## begin

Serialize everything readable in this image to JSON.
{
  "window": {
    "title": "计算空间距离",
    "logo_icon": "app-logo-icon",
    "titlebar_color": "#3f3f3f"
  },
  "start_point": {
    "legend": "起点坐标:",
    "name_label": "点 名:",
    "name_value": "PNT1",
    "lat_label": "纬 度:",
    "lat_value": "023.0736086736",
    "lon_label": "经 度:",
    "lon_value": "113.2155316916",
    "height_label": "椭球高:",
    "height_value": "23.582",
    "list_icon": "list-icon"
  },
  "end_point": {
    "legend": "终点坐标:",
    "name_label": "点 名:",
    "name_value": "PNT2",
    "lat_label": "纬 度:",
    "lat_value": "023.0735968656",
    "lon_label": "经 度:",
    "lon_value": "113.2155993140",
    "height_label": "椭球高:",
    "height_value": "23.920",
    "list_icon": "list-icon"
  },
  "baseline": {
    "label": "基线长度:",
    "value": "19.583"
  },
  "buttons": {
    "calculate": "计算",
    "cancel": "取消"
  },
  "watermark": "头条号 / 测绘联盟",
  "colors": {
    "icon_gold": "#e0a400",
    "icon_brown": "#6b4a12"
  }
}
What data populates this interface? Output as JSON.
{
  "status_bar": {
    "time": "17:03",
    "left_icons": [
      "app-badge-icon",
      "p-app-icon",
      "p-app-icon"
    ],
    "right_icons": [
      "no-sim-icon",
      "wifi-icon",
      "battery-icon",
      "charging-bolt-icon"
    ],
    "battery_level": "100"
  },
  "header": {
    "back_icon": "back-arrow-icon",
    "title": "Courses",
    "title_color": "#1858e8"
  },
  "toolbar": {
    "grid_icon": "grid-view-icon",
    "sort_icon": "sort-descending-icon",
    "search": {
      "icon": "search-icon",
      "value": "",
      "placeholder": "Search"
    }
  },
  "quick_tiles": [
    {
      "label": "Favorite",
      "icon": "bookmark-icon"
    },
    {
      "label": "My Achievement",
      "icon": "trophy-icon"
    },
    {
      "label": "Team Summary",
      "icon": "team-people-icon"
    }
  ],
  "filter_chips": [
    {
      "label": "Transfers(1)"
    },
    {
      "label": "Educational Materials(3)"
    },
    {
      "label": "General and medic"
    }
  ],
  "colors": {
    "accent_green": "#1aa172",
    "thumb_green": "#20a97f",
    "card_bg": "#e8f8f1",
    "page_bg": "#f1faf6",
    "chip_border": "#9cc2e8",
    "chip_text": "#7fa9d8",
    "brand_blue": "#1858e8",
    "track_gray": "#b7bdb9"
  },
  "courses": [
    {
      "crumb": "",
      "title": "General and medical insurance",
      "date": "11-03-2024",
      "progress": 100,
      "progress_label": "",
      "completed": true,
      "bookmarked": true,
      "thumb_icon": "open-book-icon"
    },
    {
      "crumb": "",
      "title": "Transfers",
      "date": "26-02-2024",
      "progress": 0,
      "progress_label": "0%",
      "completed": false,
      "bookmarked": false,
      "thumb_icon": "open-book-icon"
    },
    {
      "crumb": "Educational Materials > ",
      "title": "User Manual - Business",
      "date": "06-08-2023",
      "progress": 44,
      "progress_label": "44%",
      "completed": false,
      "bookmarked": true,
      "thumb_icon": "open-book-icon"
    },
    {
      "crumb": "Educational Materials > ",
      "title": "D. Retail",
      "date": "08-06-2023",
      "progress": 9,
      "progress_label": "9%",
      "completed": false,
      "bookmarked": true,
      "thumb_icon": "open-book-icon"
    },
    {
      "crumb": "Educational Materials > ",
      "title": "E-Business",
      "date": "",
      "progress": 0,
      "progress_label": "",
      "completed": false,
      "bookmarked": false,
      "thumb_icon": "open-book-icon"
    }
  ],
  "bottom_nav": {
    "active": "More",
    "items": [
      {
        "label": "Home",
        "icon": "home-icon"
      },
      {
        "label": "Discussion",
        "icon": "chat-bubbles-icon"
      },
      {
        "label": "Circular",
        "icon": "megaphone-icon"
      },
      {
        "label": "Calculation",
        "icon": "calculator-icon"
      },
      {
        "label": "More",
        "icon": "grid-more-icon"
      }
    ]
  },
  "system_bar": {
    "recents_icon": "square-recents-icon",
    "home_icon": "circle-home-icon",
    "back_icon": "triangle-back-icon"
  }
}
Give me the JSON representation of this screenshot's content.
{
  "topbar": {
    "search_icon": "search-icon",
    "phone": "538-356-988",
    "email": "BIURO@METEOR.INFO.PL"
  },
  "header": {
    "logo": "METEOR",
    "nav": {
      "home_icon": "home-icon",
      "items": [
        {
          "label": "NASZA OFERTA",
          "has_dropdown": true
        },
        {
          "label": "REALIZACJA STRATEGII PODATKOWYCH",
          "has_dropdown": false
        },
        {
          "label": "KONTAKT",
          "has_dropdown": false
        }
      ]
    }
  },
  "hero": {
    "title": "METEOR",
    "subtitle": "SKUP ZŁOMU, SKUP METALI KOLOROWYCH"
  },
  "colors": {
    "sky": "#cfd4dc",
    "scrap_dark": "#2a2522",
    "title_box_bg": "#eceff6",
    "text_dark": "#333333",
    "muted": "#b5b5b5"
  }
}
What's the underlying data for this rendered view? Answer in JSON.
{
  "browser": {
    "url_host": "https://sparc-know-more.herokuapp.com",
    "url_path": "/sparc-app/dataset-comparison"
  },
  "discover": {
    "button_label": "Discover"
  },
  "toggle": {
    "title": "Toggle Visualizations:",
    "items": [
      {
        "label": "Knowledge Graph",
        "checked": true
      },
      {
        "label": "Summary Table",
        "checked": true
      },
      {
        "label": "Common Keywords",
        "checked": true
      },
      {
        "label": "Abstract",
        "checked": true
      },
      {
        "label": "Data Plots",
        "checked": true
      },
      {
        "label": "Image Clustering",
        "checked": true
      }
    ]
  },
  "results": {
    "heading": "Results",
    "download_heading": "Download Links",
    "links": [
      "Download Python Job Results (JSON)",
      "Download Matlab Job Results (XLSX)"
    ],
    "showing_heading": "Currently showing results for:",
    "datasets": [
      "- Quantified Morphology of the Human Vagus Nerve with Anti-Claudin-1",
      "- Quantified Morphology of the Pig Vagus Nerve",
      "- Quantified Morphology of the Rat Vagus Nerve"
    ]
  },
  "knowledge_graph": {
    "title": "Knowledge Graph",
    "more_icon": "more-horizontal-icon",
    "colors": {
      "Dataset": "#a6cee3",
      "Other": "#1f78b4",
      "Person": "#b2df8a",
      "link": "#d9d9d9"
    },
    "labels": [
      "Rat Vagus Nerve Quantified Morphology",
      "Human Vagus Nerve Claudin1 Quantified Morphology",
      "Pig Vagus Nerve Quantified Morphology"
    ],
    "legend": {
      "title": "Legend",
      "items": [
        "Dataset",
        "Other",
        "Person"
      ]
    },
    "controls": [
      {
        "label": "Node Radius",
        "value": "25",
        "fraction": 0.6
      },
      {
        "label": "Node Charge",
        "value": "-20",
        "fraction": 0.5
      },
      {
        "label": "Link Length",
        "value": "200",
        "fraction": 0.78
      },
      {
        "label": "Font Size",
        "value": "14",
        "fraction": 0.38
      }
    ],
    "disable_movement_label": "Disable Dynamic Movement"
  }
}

## end

**BRIEF**
Go through the listing above and return every line where the word "JSON" occurs.

**SOLUTION TO THIS PROBLEM**
Serialize everything readable in this image to JSON.
What data populates this interface? Output as JSON.
Give me the JSON representation of this screenshot's content.
What's the underlying data for this rendered view? Answer in JSON.
      "Download Python Job Results (JSON)",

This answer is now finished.